• Goal of the exercise
Set down all of the data exactly as it appears.

• Input for this task
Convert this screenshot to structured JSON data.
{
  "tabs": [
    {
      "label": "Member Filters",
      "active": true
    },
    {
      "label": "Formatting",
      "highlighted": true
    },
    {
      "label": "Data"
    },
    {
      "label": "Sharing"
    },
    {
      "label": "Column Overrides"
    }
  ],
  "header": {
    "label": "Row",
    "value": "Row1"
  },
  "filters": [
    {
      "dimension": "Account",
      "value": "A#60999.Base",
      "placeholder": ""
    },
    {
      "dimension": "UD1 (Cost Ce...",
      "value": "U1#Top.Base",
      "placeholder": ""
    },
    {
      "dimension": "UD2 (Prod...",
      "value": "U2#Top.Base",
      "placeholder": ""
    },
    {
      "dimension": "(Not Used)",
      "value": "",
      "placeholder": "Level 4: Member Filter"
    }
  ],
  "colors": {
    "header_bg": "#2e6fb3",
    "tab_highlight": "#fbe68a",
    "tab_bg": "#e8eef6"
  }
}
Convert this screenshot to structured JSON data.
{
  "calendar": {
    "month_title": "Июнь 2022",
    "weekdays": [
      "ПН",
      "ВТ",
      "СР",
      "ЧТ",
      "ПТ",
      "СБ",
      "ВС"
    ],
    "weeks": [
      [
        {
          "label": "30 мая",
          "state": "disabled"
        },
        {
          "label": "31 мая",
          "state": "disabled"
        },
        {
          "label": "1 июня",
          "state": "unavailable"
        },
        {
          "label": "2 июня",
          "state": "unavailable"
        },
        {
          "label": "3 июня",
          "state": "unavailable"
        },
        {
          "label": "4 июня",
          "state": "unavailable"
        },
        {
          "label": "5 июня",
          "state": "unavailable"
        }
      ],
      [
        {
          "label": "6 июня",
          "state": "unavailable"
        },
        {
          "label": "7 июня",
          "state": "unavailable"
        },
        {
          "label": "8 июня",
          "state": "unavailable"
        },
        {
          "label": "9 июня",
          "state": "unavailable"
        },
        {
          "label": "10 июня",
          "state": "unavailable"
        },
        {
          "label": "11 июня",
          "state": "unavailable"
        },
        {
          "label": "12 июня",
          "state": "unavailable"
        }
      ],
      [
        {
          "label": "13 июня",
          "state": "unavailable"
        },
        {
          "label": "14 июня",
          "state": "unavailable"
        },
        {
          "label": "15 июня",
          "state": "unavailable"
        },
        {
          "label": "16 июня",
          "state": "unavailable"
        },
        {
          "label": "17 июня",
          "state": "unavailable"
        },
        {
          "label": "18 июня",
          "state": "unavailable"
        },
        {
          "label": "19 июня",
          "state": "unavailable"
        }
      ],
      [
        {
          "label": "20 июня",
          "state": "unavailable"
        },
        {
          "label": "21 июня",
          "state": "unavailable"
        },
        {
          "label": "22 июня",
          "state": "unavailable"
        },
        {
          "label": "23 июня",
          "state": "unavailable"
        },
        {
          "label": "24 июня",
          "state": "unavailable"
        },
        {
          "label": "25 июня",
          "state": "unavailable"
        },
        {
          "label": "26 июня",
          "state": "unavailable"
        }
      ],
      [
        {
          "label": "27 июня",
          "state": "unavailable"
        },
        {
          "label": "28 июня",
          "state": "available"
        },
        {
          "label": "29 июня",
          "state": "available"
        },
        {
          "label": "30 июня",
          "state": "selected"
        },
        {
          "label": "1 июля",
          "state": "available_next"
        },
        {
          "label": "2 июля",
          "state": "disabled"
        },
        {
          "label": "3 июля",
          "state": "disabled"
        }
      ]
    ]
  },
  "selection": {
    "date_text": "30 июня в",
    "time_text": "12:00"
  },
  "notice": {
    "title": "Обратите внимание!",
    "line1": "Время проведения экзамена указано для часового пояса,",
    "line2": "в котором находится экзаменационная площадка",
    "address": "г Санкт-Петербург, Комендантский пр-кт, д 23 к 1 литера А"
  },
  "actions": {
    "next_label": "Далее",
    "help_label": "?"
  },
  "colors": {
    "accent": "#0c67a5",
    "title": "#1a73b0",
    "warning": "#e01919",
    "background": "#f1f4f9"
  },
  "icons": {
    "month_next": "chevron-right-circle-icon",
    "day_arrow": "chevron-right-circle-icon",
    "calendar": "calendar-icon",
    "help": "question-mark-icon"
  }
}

• Finished exercise
Convert this screenshot to structured JSON data.
{
  "tabs": [
    {
      "label": "Member Filters",
      "active": true
    },
    {
      "label": "Formatting",
      "highlighted": true
    },
    {
      "label": "Data"
    },
    {
      "label": "Sharing"
    },
    {
      "label": "Column Overrides"
    }
  ],
  "header": {
    "label": "Row",
    "value": "Row1"
  },
  "filters": [
    {
      "dimension": "Account",
      "value": "A#60999.Base",
      "placeholder": ""
    },
    {
      "dimension": "UD1 (Cost Ce...",
      "value": "U1#Top.Base",
      "placeholder": ""
    },
    {
      "dimension": "UD2 (Prod...",
      "value": "U2#Top.Base",
      "placeholder": ""
    },
    {
      "dimension": "(Not Used)",
      "value": "",
      "placeholder": "Level 4: Member Filter"
    }
  ],
  "colors": {
    "header_bg": "#2e6fb3",
    "tab_highlight": "#fbe68a",
    "tab_bg": "#e8eef6"
  }
}
Convert this screenshot to structured JSON data.
{
  "calendar": {
    "month_title": "Июнь 2022",
    "weekdays": [
      "ПН",
      "ВТ",
      "СР",
      "ЧТ",
      "ПТ",
      "СБ",
      "ВС"
    ],
    "weeks": [
      [
        {
          "label": "30 мая",
          "state": "disabled"
        },
        {
          "label": "31 мая",
          "state": "disabled"
        },
        {
          "label": "1 июня",
          "state": "unavailable"
        },
        {
          "label": "2 июня",
          "state": "unavailable"
        },
        {
          "label": "3 июня",
          "state": "unavailable"
        },
        {
          "label": "4 июня",
          "state": "unavailable"
        },
        {
          "label": "5 июня",
          "state": "unavailable"
        }
      ],
      [
        {
          "label": "6 июня",
          "state": "unavailable"
        },
        {
          "label": "7 июня",
          "state": "unavailable"
        },
        {
          "label": "8 июня",
          "state": "unavailable"
        },
        {
          "label": "9 июня",
          "state": "unavailable"
        },
        {
          "label": "10 июня",
          "state": "unavailable"
        },
        {
          "label": "11 июня",
          "state": "unavailable"
        },
        {
          "label": "12 июня",
          "state": "unavailable"
        }
      ],
      [
        {
          "label": "13 июня",
          "state": "unavailable"
        },
        {
          "label": "14 июня",
          "state": "unavailable"
        },
        {
          "label": "15 июня",
          "state": "unavailable"
        },
        {
          "label": "16 июня",
          "state": "unavailable"
        },
        {
          "label": "17 июня",
          "state": "unavailable"
        },
        {
          "label": "18 июня",
          "state": "unavailable"
        },
        {
          "label": "19 июня",
          "state": "unavailable"
        }
      ],
      [
        {
          "label": "20 июня",
          "state": "unavailable"
        },
        {
          "label": "21 июня",
          "state": "unavailable"
        },
        {
          "label": "22 июня",
          "state": "unavailable"
        },
        {
          "label": "23 июня",
          "state": "unavailable"
        },
        {
          "label": "24 июня",
          "state": "unavailable"
        },
        {
          "label": "25 июня",
          "state": "unavailable"
        },
        {
          "label": "26 июня",
          "state": "unavailable"
        }
      ],
      [
        {
          "label": "27 июня",
          "state": "unavailable"
        },
        {
          "label": "28 июня",
          "state": "available"
        },
        {
          "label": "29 июня",
          "state": "available"
        },
        {
          "label": "30 июня",
          "state": "selected"
        },
        {
          "label": "1 июля",
          "state": "available_next"
        },
        {
          "label": "2 июля",
          "state": "disabled"
        },
        {
          "label": "3 июля",
          "state": "disabled"
        }
      ]
    ]
  },
  "selection": {
    "date_text": "30 июня в",
    "time_text": "12:00"
  },
  "notice": {
    "title": "Обратите внимание!",
    "line1": "Время проведения экзамена указано для часового пояса,",
    "line2": "в котором находится экзаменационная площадка",
    "address": "г Санкт-Петербург, Комендантский пр-кт, д 23 к 1 литера А"
  },
  "actions": {
    "next_label": "Далее",
    "help_label": "?"
  },
  "colors": {
    "accent": "#0c67a5",
    "title": "#1a73b0",
    "warning": "#e01919",
    "background": "#f1f4f9"
  },
  "icons": {
    "month_next": "chevron-right-circle-icon",
    "day_arrow": "chevron-right-circle-icon",
    "calendar": "calendar-icon",
    "help": "question-mark-icon"
  }
}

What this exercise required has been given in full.